#### [STATED TASK]
Exclude all pictures, then copy each of the records exactly as written.

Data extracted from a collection
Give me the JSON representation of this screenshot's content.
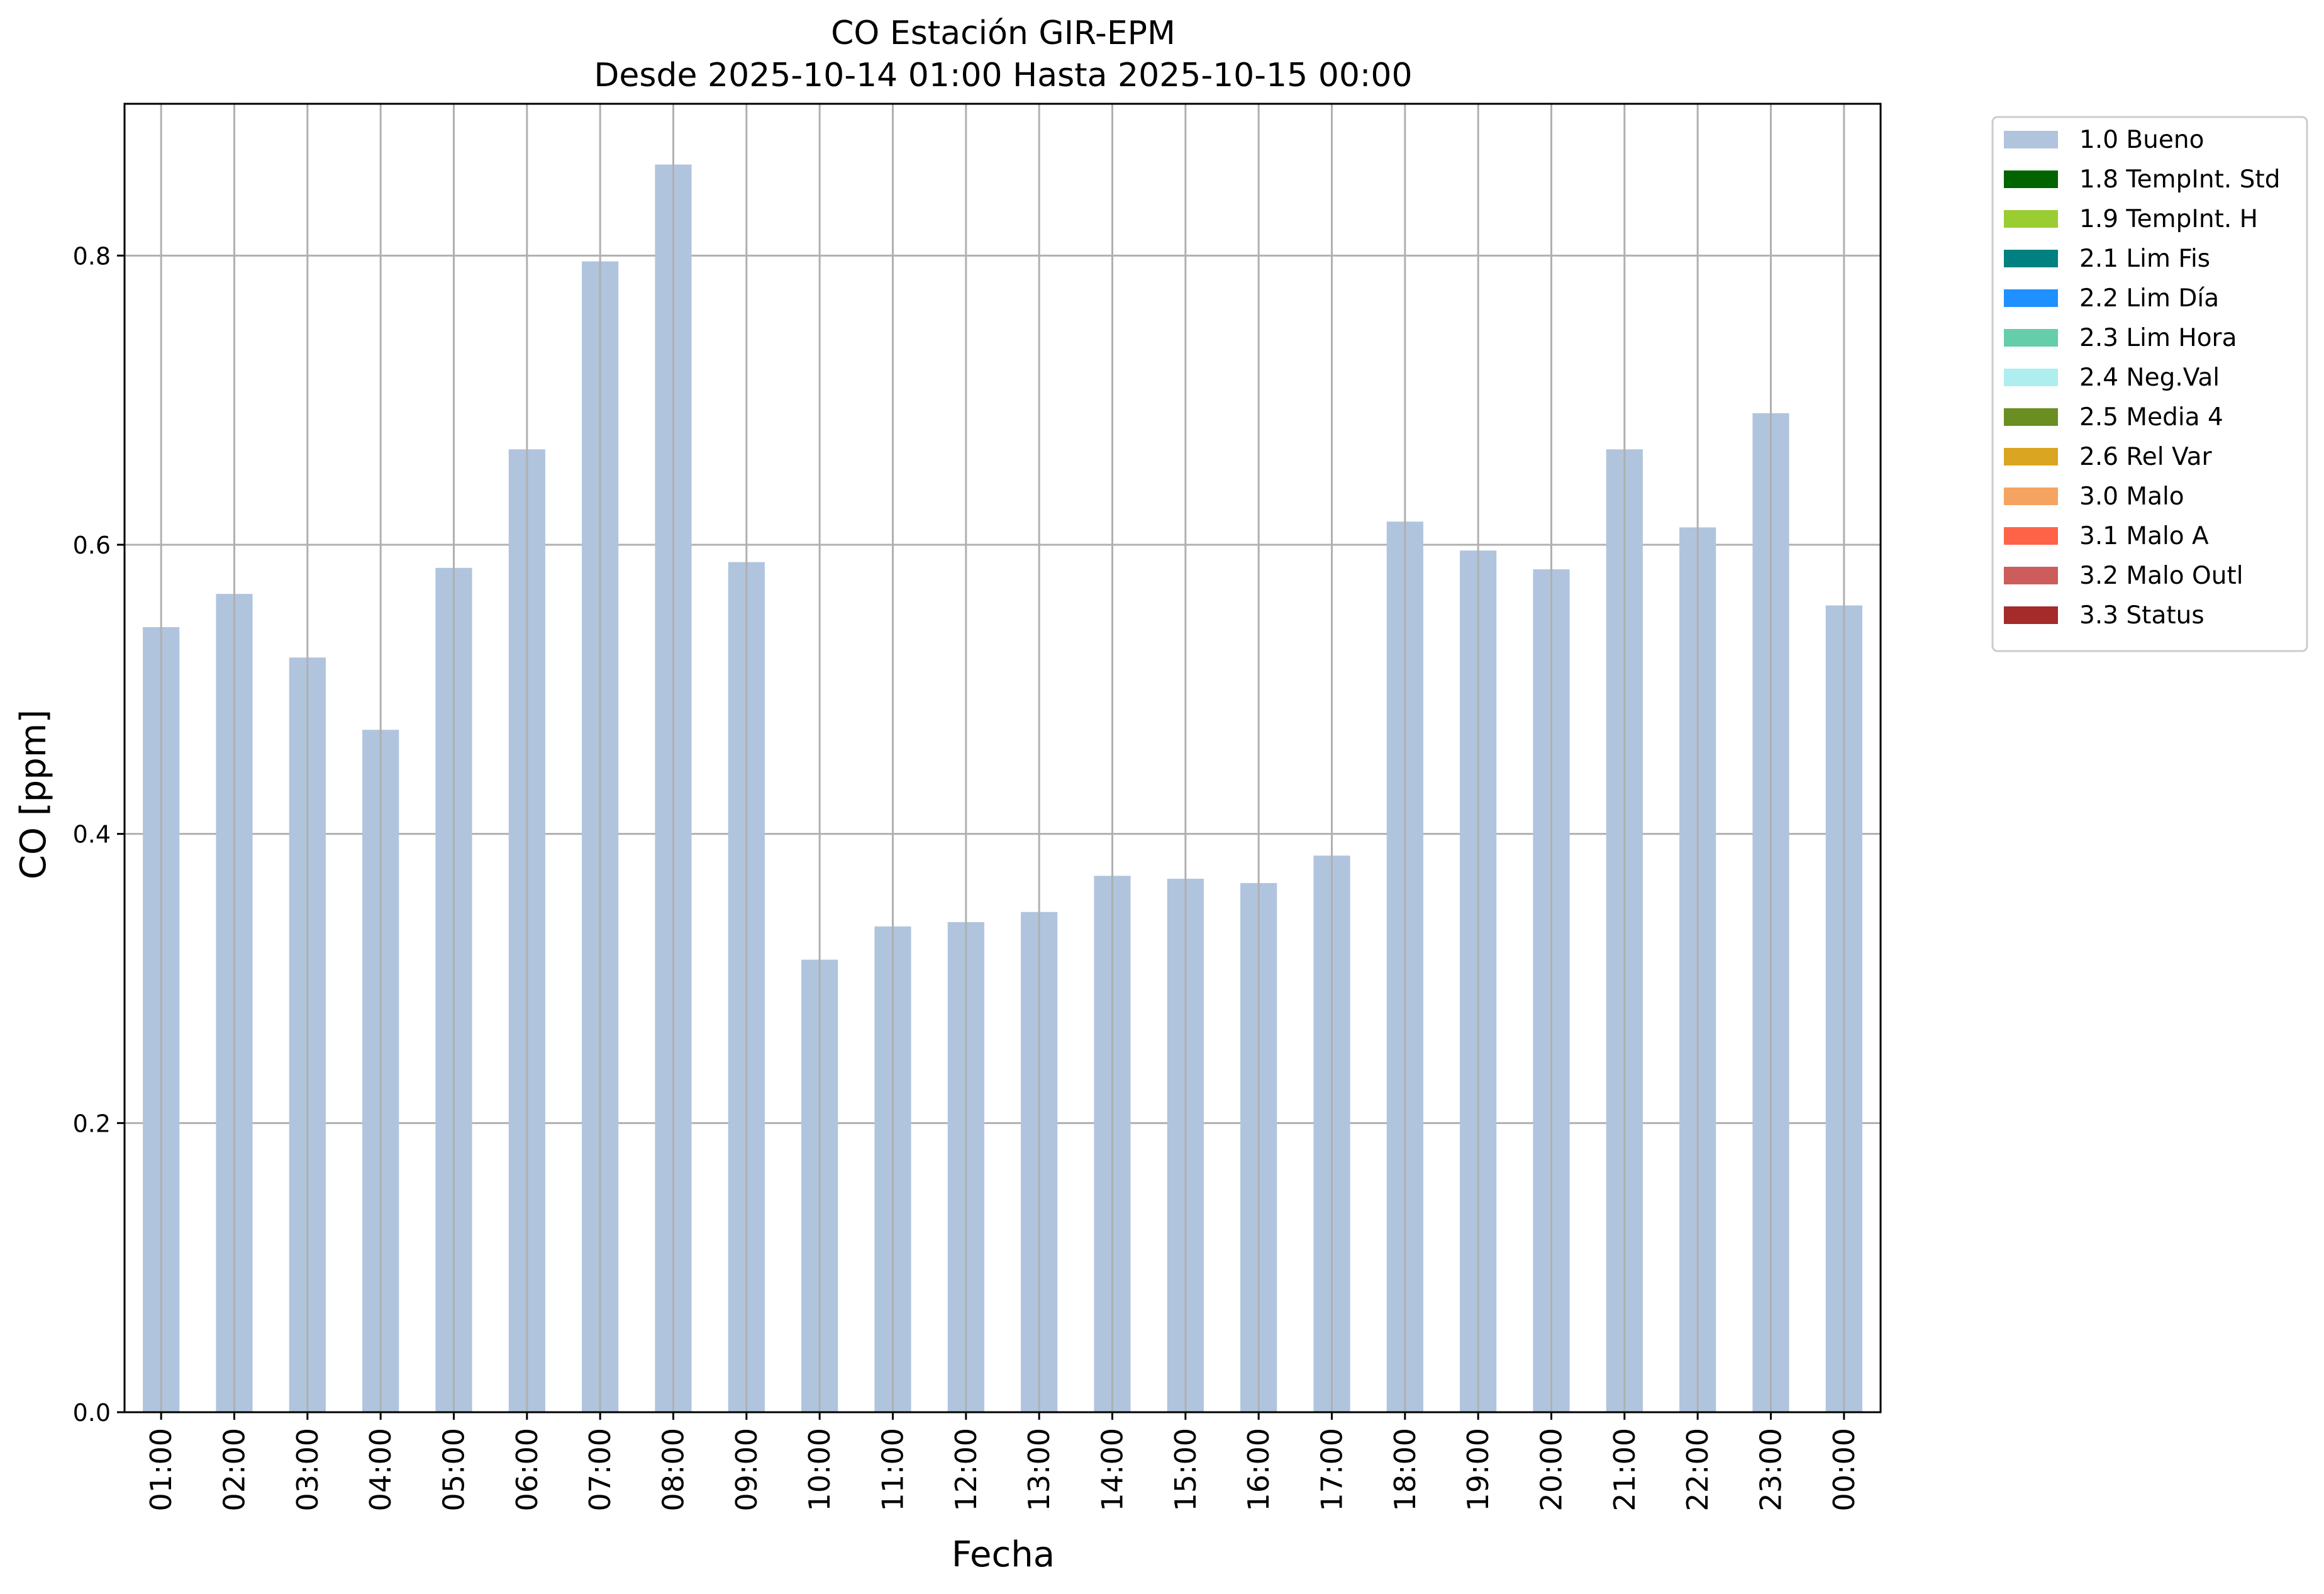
{
  "chart_data": {
    "type": "bar",
    "title": "CO Estación GIR-EPM",
    "subtitle": "Desde 2025-10-14 01:00 Hasta 2025-10-15 00:00",
    "xlabel": "Fecha",
    "ylabel": "CO [ppm]",
    "ylim": [
      0,
      0.905
    ],
    "yticks": [
      "0.0",
      "0.2",
      "0.4",
      "0.6",
      "0.8"
    ],
    "ytick_values": [
      0,
      0.2,
      0.4,
      0.6,
      0.8
    ],
    "grid": true,
    "legend_position": "outside-right",
    "categories": [
      "01:00",
      "02:00",
      "03:00",
      "04:00",
      "05:00",
      "06:00",
      "07:00",
      "08:00",
      "09:00",
      "10:00",
      "11:00",
      "12:00",
      "13:00",
      "14:00",
      "15:00",
      "16:00",
      "17:00",
      "18:00",
      "19:00",
      "20:00",
      "21:00",
      "22:00",
      "23:00",
      "00:00"
    ],
    "series": [
      {
        "name": "1.0 Bueno",
        "color": "#b0c4de",
        "values": [
          0.543,
          0.566,
          0.522,
          0.472,
          0.584,
          0.666,
          0.796,
          0.863,
          0.588,
          0.313,
          0.336,
          0.339,
          0.346,
          0.371,
          0.369,
          0.366,
          0.385,
          0.616,
          0.596,
          0.583,
          0.666,
          0.612,
          0.691,
          0.558
        ]
      }
    ],
    "legend": [
      {
        "label": "1.0 Bueno",
        "color": "#b0c4de"
      },
      {
        "label": "1.8 TempInt. Std",
        "color": "#006400"
      },
      {
        "label": "1.9 TempInt. H",
        "color": "#9acd32"
      },
      {
        "label": "2.1 Lim Fis",
        "color": "#008080"
      },
      {
        "label": "2.2 Lim Día",
        "color": "#1e90ff"
      },
      {
        "label": "2.3 Lim Hora",
        "color": "#66cdaa"
      },
      {
        "label": "2.4 Neg.Val",
        "color": "#afeeee"
      },
      {
        "label": "2.5 Media 4",
        "color": "#6b8e23"
      },
      {
        "label": "2.6 Rel Var",
        "color": "#daa520"
      },
      {
        "label": "3.0 Malo",
        "color": "#f4a460"
      },
      {
        "label": "3.1 Malo A",
        "color": "#ff6347"
      },
      {
        "label": "3.2 Malo Outl",
        "color": "#cd5c5c"
      },
      {
        "label": "3.3 Status",
        "color": "#a52a2a"
      }
    ]
  }
}
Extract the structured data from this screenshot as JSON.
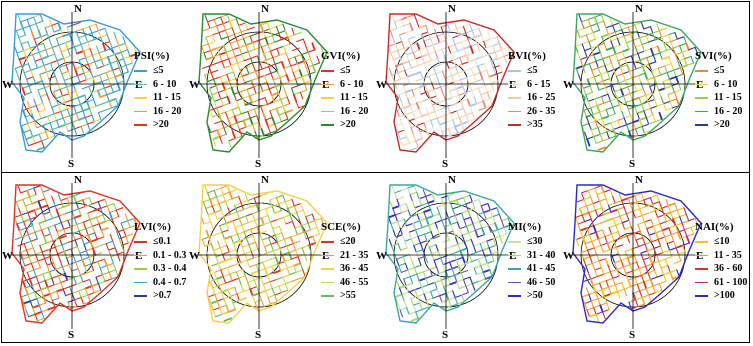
{
  "compass": {
    "north": "N",
    "south": "S",
    "east": "E",
    "west": "W"
  },
  "panels": [
    {
      "title": "PSI(%)",
      "legend": [
        {
          "label": "≤5",
          "color": "#3a9bd6"
        },
        {
          "label": "6 - 10",
          "color": "#5ab5a6"
        },
        {
          "label": "11 - 15",
          "color": "#f2d04a"
        },
        {
          "label": "16 - 20",
          "color": "#f19a3a"
        },
        {
          "label": ">20",
          "color": "#e03020"
        }
      ]
    },
    {
      "title": "GVI(%)",
      "legend": [
        {
          "label": "≤5",
          "color": "#e03020"
        },
        {
          "label": "6 - 10",
          "color": "#f19a3a"
        },
        {
          "label": "11 - 15",
          "color": "#f2d04a"
        },
        {
          "label": "16 - 20",
          "color": "#9acd4a"
        },
        {
          "label": ">20",
          "color": "#2a8a30"
        }
      ]
    },
    {
      "title": "BVI(%)",
      "legend": [
        {
          "label": "≤5",
          "color": "#a8c8e0"
        },
        {
          "label": "6 - 15",
          "color": "#f0e2c8"
        },
        {
          "label": "16 - 25",
          "color": "#f5c8a8"
        },
        {
          "label": "26 - 35",
          "color": "#e88878"
        },
        {
          "label": ">35",
          "color": "#c82828"
        }
      ]
    },
    {
      "title": "SVI(%)",
      "legend": [
        {
          "label": "≤5",
          "color": "#f08a30"
        },
        {
          "label": "6 - 10",
          "color": "#f2d04a"
        },
        {
          "label": "11 - 15",
          "color": "#9acd4a"
        },
        {
          "label": "16 - 20",
          "color": "#3aa860"
        },
        {
          "label": ">20",
          "color": "#2a3a9a"
        }
      ]
    },
    {
      "title": "LVI(%)",
      "legend": [
        {
          "label": "≤0.1",
          "color": "#e03020"
        },
        {
          "label": "0.1 - 0.3",
          "color": "#f19a3a"
        },
        {
          "label": "0.3 - 0.4",
          "color": "#9acd4a"
        },
        {
          "label": "0.4 - 0.7",
          "color": "#3a9bd6"
        },
        {
          "label": ">0.7",
          "color": "#2a3a9a"
        }
      ]
    },
    {
      "title": "SCE(%)",
      "legend": [
        {
          "label": "≤20",
          "color": "#e03020"
        },
        {
          "label": "21 - 35",
          "color": "#f19a3a"
        },
        {
          "label": "36 - 45",
          "color": "#f2d04a"
        },
        {
          "label": "46 - 55",
          "color": "#b8d848"
        },
        {
          "label": ">55",
          "color": "#6ab84a"
        }
      ]
    },
    {
      "title": "MI(%)",
      "legend": [
        {
          "label": "≤30",
          "color": "#c8e0a0"
        },
        {
          "label": "31 - 40",
          "color": "#a8d868"
        },
        {
          "label": "41 - 45",
          "color": "#3aa8a0"
        },
        {
          "label": "46 - 50",
          "color": "#6a4ab8"
        },
        {
          "label": ">50",
          "color": "#2a2ac8"
        }
      ]
    },
    {
      "title": "NAI(%)",
      "legend": [
        {
          "label": "≤10",
          "color": "#f2c020"
        },
        {
          "label": "11 - 35",
          "color": "#f19a3a"
        },
        {
          "label": "36 - 60",
          "color": "#e03020"
        },
        {
          "label": "61 - 100",
          "color": "#b82878"
        },
        {
          "label": ">100",
          "color": "#2a2ac8"
        }
      ]
    }
  ]
}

#### [SOLVED PROBLEM]
Give me the JSON representation of this screenshot's content.
{
  "chart_data": {
    "type": "bar",
    "title": "CO Estación GIR-EPM",
    "subtitle": "Desde 2025-10-14 01:00 Hasta 2025-10-15 00:00",
    "xlabel": "Fecha",
    "ylabel": "CO [ppm]",
    "ylim": [
      0,
      0.905
    ],
    "yticks": [
      "0.0",
      "0.2",
      "0.4",
      "0.6",
      "0.8"
    ],
    "ytick_values": [
      0,
      0.2,
      0.4,
      0.6,
      0.8
    ],
    "grid": true,
    "legend_position": "outside-right",
    "categories": [
      "01:00",
      "02:00",
      "03:00",
      "04:00",
      "05:00",
      "06:00",
      "07:00",
      "08:00",
      "09:00",
      "10:00",
      "11:00",
      "12:00",
      "13:00",
      "14:00",
      "15:00",
      "16:00",
      "17:00",
      "18:00",
      "19:00",
      "20:00",
      "21:00",
      "22:00",
      "23:00",
      "00:00"
    ],
    "series": [
      {
        "name": "1.0 Bueno",
        "color": "#b0c4de",
        "values": [
          0.543,
          0.566,
          0.522,
          0.472,
          0.584,
          0.666,
          0.796,
          0.863,
          0.588,
          0.313,
          0.336,
          0.339,
          0.346,
          0.371,
          0.369,
          0.366,
          0.385,
          0.616,
          0.596,
          0.583,
          0.666,
          0.612,
          0.691,
          0.558
        ]
      }
    ],
    "legend": [
      {
        "label": "1.0 Bueno",
        "color": "#b0c4de"
      },
      {
        "label": "1.8 TempInt. Std",
        "color": "#006400"
      },
      {
        "label": "1.9 TempInt. H",
        "color": "#9acd32"
      },
      {
        "label": "2.1 Lim Fis",
        "color": "#008080"
      },
      {
        "label": "2.2 Lim Día",
        "color": "#1e90ff"
      },
      {
        "label": "2.3 Lim Hora",
        "color": "#66cdaa"
      },
      {
        "label": "2.4 Neg.Val",
        "color": "#afeeee"
      },
      {
        "label": "2.5 Media 4",
        "color": "#6b8e23"
      },
      {
        "label": "2.6 Rel Var",
        "color": "#daa520"
      },
      {
        "label": "3.0 Malo",
        "color": "#f4a460"
      },
      {
        "label": "3.1 Malo A",
        "color": "#ff6347"
      },
      {
        "label": "3.2 Malo Outl",
        "color": "#cd5c5c"
      },
      {
        "label": "3.3 Status",
        "color": "#a52a2a"
      }
    ]
  }
}
Extract the structured data from this screenshot as JSON.
{
  "compass": {
    "north": "N",
    "south": "S",
    "east": "E",
    "west": "W"
  },
  "panels": [
    {
      "title": "PSI(%)",
      "legend": [
        {
          "label": "≤5",
          "color": "#3a9bd6"
        },
        {
          "label": "6 - 10",
          "color": "#5ab5a6"
        },
        {
          "label": "11 - 15",
          "color": "#f2d04a"
        },
        {
          "label": "16 - 20",
          "color": "#f19a3a"
        },
        {
          "label": ">20",
          "color": "#e03020"
        }
      ]
    },
    {
      "title": "GVI(%)",
      "legend": [
        {
          "label": "≤5",
          "color": "#e03020"
        },
        {
          "label": "6 - 10",
          "color": "#f19a3a"
        },
        {
          "label": "11 - 15",
          "color": "#f2d04a"
        },
        {
          "label": "16 - 20",
          "color": "#9acd4a"
        },
        {
          "label": ">20",
          "color": "#2a8a30"
        }
      ]
    },
    {
      "title": "BVI(%)",
      "legend": [
        {
          "label": "≤5",
          "color": "#a8c8e0"
        },
        {
          "label": "6 - 15",
          "color": "#f0e2c8"
        },
        {
          "label": "16 - 25",
          "color": "#f5c8a8"
        },
        {
          "label": "26 - 35",
          "color": "#e88878"
        },
        {
          "label": ">35",
          "color": "#c82828"
        }
      ]
    },
    {
      "title": "SVI(%)",
      "legend": [
        {
          "label": "≤5",
          "color": "#f08a30"
        },
        {
          "label": "6 - 10",
          "color": "#f2d04a"
        },
        {
          "label": "11 - 15",
          "color": "#9acd4a"
        },
        {
          "label": "16 - 20",
          "color": "#3aa860"
        },
        {
          "label": ">20",
          "color": "#2a3a9a"
        }
      ]
    },
    {
      "title": "LVI(%)",
      "legend": [
        {
          "label": "≤0.1",
          "color": "#e03020"
        },
        {
          "label": "0.1 - 0.3",
          "color": "#f19a3a"
        },
        {
          "label": "0.3 - 0.4",
          "color": "#9acd4a"
        },
        {
          "label": "0.4 - 0.7",
          "color": "#3a9bd6"
        },
        {
          "label": ">0.7",
          "color": "#2a3a9a"
        }
      ]
    },
    {
      "title": "SCE(%)",
      "legend": [
        {
          "label": "≤20",
          "color": "#e03020"
        },
        {
          "label": "21 - 35",
          "color": "#f19a3a"
        },
        {
          "label": "36 - 45",
          "color": "#f2d04a"
        },
        {
          "label": "46 - 55",
          "color": "#b8d848"
        },
        {
          "label": ">55",
          "color": "#6ab84a"
        }
      ]
    },
    {
      "title": "MI(%)",
      "legend": [
        {
          "label": "≤30",
          "color": "#c8e0a0"
        },
        {
          "label": "31 - 40",
          "color": "#a8d868"
        },
        {
          "label": "41 - 45",
          "color": "#3aa8a0"
        },
        {
          "label": "46 - 50",
          "color": "#6a4ab8"
        },
        {
          "label": ">50",
          "color": "#2a2ac8"
        }
      ]
    },
    {
      "title": "NAI(%)",
      "legend": [
        {
          "label": "≤10",
          "color": "#f2c020"
        },
        {
          "label": "11 - 35",
          "color": "#f19a3a"
        },
        {
          "label": "36 - 60",
          "color": "#e03020"
        },
        {
          "label": "61 - 100",
          "color": "#b82878"
        },
        {
          "label": ">100",
          "color": "#2a2ac8"
        }
      ]
    }
  ]
}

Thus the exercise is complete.